## WRITTEN EXERCISE
Copy, from the entries below, each line in which the string "series" appears.

======== EXERCISE MATERIAL ========

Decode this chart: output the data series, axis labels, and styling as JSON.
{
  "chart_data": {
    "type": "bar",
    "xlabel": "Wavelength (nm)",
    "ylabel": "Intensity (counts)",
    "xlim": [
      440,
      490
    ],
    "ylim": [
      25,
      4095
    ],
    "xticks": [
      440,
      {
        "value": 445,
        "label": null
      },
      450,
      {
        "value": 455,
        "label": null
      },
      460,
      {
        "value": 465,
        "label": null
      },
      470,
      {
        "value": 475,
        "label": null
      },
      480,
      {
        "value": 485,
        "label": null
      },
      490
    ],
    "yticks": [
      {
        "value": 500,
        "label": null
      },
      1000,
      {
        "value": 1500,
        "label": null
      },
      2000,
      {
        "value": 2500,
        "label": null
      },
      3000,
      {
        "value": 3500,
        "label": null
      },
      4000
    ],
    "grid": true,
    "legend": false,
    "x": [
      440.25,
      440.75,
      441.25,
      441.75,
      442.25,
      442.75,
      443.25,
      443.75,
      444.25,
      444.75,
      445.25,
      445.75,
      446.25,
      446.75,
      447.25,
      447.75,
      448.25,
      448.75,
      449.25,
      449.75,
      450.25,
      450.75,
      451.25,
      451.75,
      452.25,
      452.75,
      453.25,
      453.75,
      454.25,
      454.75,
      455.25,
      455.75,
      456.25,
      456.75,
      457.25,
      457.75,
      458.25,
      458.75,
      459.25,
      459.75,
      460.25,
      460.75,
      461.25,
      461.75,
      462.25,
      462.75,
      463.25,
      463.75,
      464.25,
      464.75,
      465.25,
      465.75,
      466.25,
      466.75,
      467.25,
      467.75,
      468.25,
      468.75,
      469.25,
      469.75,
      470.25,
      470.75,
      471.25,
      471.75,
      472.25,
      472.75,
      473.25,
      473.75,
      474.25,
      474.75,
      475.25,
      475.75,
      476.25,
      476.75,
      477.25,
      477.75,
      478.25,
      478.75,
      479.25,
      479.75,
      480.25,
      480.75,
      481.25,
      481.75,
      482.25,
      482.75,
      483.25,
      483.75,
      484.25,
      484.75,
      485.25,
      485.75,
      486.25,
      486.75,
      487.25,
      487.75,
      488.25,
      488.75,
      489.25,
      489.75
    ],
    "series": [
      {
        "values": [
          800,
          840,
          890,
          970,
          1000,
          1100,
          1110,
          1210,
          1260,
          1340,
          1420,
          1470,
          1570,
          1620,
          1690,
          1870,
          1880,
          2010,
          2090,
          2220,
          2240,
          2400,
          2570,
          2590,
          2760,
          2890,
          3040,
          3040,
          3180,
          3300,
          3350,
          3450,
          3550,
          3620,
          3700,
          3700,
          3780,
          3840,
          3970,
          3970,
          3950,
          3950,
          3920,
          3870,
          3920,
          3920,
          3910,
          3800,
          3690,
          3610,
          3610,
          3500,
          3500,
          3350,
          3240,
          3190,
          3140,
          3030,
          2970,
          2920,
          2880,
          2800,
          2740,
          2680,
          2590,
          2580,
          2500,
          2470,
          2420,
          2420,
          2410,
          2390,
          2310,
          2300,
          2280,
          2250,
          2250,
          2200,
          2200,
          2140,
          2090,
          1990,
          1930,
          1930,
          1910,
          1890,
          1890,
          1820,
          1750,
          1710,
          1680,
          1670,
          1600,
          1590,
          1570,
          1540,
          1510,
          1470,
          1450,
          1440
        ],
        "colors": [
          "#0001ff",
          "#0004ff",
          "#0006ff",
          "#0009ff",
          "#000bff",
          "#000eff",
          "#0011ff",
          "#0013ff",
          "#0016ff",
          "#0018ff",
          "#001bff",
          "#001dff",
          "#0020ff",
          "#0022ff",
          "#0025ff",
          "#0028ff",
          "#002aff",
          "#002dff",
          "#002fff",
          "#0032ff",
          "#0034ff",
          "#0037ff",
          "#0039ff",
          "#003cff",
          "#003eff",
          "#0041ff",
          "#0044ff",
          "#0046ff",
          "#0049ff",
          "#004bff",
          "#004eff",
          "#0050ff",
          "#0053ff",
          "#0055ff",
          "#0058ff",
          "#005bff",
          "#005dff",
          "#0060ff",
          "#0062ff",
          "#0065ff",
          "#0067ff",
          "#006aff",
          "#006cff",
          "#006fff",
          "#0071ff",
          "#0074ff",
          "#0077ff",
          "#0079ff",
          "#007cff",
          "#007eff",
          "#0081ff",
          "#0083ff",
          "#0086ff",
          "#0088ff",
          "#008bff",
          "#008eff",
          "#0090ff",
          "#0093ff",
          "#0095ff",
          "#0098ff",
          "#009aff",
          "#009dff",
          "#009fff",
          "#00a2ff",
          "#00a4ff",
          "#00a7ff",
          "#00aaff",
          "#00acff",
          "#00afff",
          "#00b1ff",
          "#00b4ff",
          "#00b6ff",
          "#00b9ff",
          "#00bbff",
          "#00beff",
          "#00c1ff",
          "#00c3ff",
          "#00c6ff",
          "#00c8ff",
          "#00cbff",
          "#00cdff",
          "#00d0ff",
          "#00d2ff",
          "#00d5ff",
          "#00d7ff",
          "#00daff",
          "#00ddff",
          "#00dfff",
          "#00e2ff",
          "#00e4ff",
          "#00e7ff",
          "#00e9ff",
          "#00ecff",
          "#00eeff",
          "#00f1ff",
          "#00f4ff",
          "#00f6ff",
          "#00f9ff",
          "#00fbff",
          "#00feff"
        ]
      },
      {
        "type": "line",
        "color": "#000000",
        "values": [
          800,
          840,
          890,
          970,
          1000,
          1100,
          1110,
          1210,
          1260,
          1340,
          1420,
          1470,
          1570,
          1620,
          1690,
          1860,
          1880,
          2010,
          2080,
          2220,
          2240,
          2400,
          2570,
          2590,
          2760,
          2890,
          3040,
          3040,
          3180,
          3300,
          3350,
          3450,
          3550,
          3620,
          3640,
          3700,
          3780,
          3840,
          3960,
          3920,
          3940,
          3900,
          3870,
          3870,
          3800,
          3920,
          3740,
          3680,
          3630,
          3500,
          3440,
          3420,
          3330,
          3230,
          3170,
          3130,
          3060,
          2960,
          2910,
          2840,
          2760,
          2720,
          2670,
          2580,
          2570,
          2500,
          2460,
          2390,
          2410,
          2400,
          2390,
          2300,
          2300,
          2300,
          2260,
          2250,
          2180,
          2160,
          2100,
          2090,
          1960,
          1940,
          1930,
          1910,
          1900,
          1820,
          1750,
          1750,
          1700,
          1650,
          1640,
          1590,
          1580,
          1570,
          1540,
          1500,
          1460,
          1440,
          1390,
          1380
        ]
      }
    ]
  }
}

========

## TASK RESPONSE
Decode this chart: output the data series, axis labels, and styling as JSON.
    "series": [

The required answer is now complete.